* **Source data**:
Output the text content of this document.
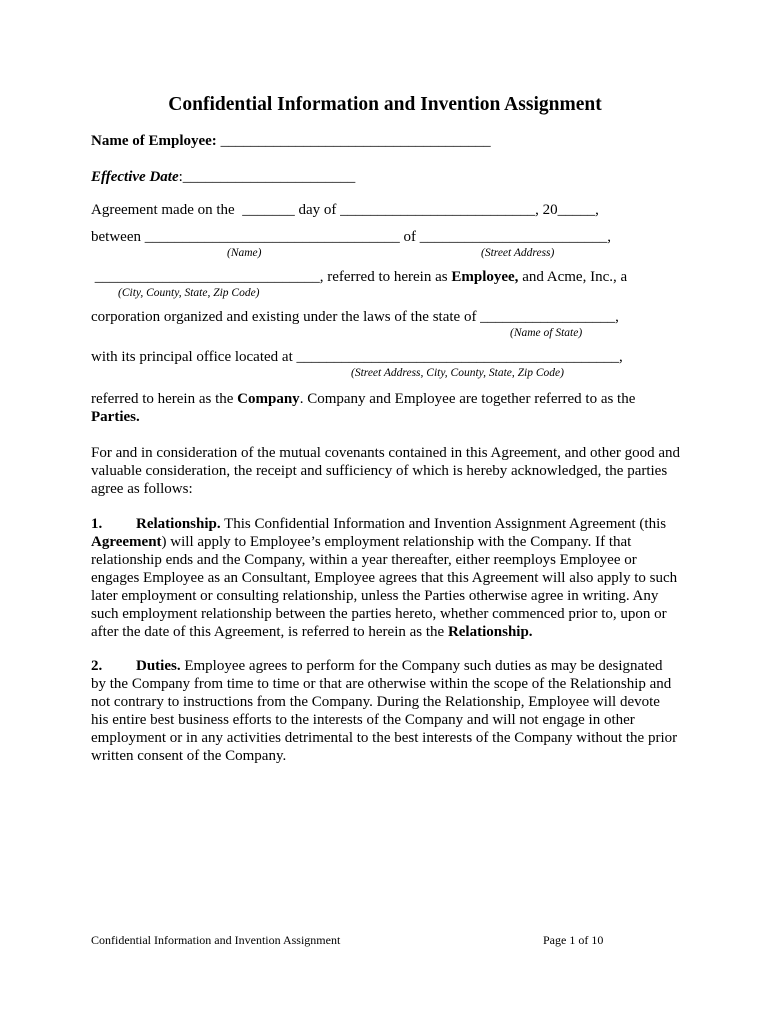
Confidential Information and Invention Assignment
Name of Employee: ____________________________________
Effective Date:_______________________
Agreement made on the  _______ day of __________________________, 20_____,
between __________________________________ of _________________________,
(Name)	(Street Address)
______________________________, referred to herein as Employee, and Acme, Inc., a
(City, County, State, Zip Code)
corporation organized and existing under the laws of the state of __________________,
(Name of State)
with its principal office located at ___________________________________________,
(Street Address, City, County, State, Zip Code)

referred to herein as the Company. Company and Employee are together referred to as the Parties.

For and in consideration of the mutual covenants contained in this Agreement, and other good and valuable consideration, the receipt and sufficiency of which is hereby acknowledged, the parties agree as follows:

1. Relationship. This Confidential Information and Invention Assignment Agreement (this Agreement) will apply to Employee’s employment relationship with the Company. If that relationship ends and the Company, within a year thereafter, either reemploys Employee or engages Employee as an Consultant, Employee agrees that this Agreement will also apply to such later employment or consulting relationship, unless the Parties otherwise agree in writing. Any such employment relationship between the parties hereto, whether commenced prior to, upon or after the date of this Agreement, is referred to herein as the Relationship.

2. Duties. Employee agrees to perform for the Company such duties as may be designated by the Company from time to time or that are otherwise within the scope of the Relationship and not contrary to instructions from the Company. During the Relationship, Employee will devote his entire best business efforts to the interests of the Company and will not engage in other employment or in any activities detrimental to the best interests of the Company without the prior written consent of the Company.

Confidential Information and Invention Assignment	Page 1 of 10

* **Your task**: Pictures are not part of the copy; reproduce everything else in the records exactly.

* **Response to the exercise**:
Output the text content of this document.
Confidential Information and Invention Assignment
Name of Employee: ____________________________________
Effective Date:_______________________
Agreement made on the  _______ day of __________________________, 20_____,
between __________________________________ of _________________________,
(Name)	(Street Address)
______________________________, referred to herein as Employee, and Acme, Inc., a
(City, County, State, Zip Code)
corporation organized and existing under the laws of the state of __________________,
(Name of State)
with its principal office located at ___________________________________________,
(Street Address, City, County, State, Zip Code)

referred to herein as the Company. Company and Employee are together referred to as the Parties.

For and in consideration of the mutual covenants contained in this Agreement, and other good and valuable consideration, the receipt and sufficiency of which is hereby acknowledged, the parties agree as follows:

1. Relationship. This Confidential Information and Invention Assignment Agreement (this Agreement) will apply to Employee’s employment relationship with the Company. If that relationship ends and the Company, within a year thereafter, either reemploys Employee or engages Employee as an Consultant, Employee agrees that this Agreement will also apply to such later employment or consulting relationship, unless the Parties otherwise agree in writing. Any such employment relationship between the parties hereto, whether commenced prior to, upon or after the date of this Agreement, is referred to herein as the Relationship.

2. Duties. Employee agrees to perform for the Company such duties as may be designated by the Company from time to time or that are otherwise within the scope of the Relationship and not contrary to instructions from the Company. During the Relationship, Employee will devote his entire best business efforts to the interests of the Company and will not engage in other employment or in any activities detrimental to the best interests of the Company without the prior written consent of the Company.

Confidential Information and Invention Assignment	Page 1 of 10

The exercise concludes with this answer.